Material shown:
▼

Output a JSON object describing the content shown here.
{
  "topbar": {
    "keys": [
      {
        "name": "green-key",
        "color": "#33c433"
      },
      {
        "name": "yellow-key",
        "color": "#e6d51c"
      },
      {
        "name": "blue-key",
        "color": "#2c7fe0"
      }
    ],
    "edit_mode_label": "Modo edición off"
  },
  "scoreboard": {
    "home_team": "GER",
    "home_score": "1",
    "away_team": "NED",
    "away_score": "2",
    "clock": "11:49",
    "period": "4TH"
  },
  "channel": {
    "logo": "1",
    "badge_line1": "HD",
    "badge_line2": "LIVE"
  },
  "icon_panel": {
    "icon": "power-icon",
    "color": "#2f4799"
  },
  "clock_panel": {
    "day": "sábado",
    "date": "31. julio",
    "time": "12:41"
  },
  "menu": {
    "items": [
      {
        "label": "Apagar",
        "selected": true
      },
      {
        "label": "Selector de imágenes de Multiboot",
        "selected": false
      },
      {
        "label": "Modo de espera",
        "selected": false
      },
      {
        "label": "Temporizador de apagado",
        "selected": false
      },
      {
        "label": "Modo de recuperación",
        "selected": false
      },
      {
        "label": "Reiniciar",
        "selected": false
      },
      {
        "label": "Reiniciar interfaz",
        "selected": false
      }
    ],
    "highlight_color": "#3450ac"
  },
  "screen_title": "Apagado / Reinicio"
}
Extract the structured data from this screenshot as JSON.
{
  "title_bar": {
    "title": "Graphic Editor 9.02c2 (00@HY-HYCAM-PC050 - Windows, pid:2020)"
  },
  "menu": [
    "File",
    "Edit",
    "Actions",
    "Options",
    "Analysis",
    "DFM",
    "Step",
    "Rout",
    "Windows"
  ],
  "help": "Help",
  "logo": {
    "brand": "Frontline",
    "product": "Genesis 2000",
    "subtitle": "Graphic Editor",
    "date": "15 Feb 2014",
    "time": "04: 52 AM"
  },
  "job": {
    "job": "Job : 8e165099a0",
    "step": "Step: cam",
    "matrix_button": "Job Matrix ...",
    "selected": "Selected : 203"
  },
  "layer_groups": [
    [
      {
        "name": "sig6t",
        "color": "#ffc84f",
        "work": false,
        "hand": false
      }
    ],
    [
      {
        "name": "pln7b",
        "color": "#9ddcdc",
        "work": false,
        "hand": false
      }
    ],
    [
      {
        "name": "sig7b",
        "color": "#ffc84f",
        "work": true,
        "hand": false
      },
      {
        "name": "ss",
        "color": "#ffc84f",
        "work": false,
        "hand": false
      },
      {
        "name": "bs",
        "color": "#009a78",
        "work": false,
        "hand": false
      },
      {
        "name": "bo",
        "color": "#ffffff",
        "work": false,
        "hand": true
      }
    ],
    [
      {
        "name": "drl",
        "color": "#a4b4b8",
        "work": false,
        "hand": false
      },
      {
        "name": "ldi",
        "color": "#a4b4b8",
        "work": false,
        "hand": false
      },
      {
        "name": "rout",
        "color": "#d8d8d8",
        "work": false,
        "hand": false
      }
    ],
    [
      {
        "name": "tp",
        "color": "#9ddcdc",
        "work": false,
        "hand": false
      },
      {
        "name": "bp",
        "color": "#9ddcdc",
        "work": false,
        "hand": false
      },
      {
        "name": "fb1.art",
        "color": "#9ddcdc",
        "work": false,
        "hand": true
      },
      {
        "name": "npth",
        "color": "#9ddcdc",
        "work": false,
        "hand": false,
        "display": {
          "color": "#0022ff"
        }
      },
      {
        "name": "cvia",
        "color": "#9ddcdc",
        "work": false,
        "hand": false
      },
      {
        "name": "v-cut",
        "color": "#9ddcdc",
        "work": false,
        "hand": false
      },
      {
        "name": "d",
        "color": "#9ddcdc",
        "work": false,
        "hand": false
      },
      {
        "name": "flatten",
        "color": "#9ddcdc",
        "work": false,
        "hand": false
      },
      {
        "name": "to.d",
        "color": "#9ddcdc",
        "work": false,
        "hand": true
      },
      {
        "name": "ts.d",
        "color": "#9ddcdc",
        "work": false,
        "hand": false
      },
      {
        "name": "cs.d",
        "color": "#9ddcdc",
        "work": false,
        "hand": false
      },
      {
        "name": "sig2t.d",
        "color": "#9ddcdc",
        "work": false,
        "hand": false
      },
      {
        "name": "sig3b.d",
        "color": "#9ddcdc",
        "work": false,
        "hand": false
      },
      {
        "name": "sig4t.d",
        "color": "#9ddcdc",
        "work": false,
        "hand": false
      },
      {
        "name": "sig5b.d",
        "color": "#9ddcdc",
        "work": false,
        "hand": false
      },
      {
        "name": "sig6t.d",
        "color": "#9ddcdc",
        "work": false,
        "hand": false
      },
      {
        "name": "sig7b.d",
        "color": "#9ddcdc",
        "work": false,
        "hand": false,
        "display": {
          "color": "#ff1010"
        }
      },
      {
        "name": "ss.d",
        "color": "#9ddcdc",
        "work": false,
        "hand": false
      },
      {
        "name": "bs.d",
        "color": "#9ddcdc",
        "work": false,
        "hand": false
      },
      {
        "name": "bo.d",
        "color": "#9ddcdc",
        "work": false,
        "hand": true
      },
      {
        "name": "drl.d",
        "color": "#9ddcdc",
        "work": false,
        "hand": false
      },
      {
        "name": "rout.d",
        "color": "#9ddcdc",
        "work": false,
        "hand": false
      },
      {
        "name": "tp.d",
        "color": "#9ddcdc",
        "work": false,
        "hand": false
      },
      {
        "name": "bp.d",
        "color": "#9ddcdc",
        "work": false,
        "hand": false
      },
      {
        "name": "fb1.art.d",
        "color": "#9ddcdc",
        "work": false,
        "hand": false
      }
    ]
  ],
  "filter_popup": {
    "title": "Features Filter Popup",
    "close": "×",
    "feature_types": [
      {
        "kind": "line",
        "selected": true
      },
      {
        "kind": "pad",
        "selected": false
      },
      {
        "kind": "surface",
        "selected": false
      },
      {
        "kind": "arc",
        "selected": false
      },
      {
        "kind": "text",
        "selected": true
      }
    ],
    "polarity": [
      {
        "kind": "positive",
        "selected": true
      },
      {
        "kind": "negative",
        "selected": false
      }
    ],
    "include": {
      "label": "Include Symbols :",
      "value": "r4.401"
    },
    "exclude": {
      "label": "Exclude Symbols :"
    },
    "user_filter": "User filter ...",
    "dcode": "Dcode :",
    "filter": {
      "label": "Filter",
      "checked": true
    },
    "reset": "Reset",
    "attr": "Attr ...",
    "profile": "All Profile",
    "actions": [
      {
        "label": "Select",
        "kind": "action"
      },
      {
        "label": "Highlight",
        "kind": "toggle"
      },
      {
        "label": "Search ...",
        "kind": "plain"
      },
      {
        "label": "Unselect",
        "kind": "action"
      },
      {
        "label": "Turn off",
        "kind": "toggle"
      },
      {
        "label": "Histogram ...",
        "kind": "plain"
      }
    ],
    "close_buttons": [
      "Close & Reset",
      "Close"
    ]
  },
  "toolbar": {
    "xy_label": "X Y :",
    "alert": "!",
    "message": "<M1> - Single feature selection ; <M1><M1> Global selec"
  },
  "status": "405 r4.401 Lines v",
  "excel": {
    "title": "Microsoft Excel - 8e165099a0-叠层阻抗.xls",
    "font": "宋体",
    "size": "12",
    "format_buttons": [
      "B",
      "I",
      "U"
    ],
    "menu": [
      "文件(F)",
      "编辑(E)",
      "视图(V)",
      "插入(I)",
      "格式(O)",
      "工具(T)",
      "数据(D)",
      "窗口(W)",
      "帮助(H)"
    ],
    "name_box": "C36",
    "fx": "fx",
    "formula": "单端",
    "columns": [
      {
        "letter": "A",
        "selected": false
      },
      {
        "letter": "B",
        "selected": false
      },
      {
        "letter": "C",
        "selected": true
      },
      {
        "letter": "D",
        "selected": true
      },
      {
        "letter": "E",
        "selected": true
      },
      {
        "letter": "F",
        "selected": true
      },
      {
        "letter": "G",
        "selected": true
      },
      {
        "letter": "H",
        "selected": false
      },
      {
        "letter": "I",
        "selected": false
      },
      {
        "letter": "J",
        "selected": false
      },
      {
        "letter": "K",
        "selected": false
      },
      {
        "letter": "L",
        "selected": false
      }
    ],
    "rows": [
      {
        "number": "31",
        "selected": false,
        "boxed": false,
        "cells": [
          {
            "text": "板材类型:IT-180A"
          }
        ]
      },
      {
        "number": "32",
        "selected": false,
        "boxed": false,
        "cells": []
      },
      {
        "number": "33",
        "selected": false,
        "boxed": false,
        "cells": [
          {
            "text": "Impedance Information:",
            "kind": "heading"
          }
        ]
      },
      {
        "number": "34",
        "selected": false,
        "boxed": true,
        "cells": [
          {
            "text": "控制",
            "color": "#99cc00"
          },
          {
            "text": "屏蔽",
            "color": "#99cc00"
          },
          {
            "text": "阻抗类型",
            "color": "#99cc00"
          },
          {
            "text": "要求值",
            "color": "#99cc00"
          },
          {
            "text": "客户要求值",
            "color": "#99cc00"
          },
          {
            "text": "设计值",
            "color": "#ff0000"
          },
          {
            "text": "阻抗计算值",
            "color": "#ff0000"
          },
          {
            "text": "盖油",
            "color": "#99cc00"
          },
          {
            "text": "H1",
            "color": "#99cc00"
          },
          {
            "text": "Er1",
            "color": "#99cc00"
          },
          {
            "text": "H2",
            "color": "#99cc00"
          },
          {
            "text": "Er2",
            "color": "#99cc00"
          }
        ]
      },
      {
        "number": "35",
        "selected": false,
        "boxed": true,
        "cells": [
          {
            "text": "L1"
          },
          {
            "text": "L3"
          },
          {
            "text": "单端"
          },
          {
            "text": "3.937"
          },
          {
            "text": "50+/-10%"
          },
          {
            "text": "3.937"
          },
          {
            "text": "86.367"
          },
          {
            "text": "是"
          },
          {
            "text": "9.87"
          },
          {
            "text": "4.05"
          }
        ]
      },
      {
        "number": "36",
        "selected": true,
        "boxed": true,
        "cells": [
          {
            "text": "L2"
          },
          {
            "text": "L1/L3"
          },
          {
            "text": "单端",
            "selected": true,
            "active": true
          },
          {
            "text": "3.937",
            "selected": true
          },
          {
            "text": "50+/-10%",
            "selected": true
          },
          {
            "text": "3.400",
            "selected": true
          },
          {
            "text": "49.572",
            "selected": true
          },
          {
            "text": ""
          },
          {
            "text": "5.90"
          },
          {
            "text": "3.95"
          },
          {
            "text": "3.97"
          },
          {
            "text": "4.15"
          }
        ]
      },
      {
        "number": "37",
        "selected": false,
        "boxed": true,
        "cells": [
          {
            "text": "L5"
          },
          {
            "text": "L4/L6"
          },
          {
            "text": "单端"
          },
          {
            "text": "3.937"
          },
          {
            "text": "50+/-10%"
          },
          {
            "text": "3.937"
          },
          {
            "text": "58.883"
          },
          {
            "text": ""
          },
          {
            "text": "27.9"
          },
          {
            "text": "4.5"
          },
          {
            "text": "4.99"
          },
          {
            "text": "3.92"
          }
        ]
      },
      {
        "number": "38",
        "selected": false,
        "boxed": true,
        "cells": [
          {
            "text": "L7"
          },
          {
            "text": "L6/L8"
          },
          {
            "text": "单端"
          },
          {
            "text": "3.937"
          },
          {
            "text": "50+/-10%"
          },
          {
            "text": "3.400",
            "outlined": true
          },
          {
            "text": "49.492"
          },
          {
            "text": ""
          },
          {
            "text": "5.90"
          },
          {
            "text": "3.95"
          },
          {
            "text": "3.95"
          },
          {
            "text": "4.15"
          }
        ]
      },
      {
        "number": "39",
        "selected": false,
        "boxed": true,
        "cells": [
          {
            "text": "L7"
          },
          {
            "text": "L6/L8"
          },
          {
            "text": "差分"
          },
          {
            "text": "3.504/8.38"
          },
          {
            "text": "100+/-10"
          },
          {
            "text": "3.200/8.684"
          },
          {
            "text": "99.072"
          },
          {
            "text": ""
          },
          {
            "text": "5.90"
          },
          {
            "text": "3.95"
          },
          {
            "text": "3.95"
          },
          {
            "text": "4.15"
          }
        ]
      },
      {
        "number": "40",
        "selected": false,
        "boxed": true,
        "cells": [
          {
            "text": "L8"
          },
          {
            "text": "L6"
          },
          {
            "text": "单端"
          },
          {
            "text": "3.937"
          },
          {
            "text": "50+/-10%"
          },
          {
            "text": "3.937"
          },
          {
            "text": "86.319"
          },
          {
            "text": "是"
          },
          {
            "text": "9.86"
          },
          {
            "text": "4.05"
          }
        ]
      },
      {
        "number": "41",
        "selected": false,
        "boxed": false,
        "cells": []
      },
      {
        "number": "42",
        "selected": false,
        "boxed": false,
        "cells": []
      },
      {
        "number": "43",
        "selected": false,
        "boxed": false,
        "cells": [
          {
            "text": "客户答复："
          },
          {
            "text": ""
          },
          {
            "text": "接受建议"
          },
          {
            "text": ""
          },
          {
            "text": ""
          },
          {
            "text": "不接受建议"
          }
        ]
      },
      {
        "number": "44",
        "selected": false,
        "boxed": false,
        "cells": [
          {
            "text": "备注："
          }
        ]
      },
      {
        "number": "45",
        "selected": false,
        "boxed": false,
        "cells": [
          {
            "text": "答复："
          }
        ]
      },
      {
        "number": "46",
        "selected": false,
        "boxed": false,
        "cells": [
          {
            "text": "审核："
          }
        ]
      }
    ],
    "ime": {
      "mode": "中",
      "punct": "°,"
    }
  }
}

▲

Work task: Wherever the string "Editor" appears in the entries above, list that line.

Answer to the exercise:
    "title": "Graphic Editor 9.02c2 (00@HY-HYCAM-PC050 - Windows, pid:2020)"
    "subtitle": "Graphic Editor",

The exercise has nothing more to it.